- AIM
What follows is a set of records; restate each one word for word and drop the pictures.

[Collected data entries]
------------

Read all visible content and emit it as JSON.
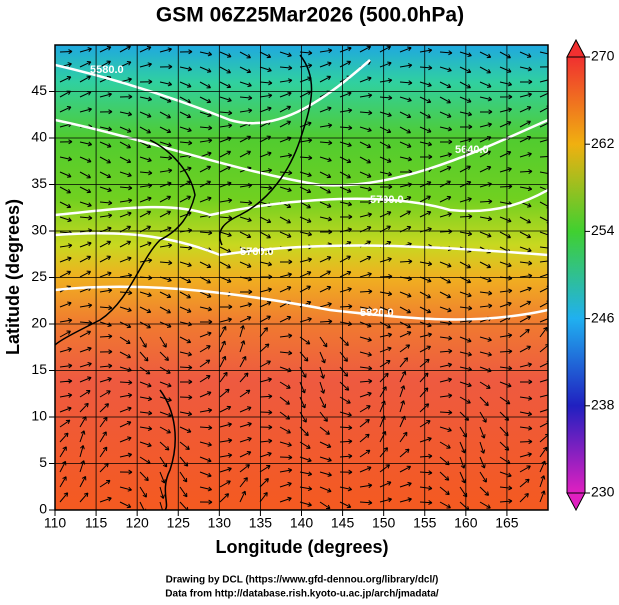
{
  "title": "GSM 06Z25Mar2026 (500.0hPa)",
  "x_axis": {
    "label": "Longitude (degrees)",
    "lim": [
      110,
      170
    ],
    "ticks": [
      110,
      115,
      120,
      125,
      130,
      135,
      140,
      145,
      150,
      155,
      160,
      165
    ]
  },
  "y_axis": {
    "label": "Latitude  (degrees)",
    "lim": [
      0,
      50
    ],
    "ticks": [
      0,
      5,
      10,
      15,
      20,
      25,
      30,
      35,
      40,
      45
    ]
  },
  "colorbar": {
    "lim": [
      230,
      270
    ],
    "ticks": [
      230,
      238,
      246,
      254,
      262,
      270
    ]
  },
  "contour_labels": [
    "5580.0",
    "5640.0",
    "5700.0",
    "5760.0",
    "5820.0"
  ],
  "credits": [
    "Drawing by DCL (https://www.gfd-dennou.org/library/dcl/)",
    "Data from http://database.rish.kyoto-u.ac.jp/arch/jmadata/"
  ]
}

------------

- SOLUTION BELOW
Read all visible content and emit it as JSON.
{
  "title": "GSM 06Z25Mar2026 (500.0hPa)",
  "x_axis": {
    "label": "Longitude (degrees)",
    "lim": [
      110,
      170
    ],
    "ticks": [
      110,
      115,
      120,
      125,
      130,
      135,
      140,
      145,
      150,
      155,
      160,
      165
    ]
  },
  "y_axis": {
    "label": "Latitude  (degrees)",
    "lim": [
      0,
      50
    ],
    "ticks": [
      0,
      5,
      10,
      15,
      20,
      25,
      30,
      35,
      40,
      45
    ]
  },
  "colorbar": {
    "lim": [
      230,
      270
    ],
    "ticks": [
      230,
      238,
      246,
      254,
      262,
      270
    ]
  },
  "contour_labels": [
    "5580.0",
    "5640.0",
    "5700.0",
    "5760.0",
    "5820.0"
  ],
  "credits": [
    "Drawing by DCL (https://www.gfd-dennou.org/library/dcl/)",
    "Data from http://database.rish.kyoto-u.ac.jp/arch/jmadata/"
  ]
}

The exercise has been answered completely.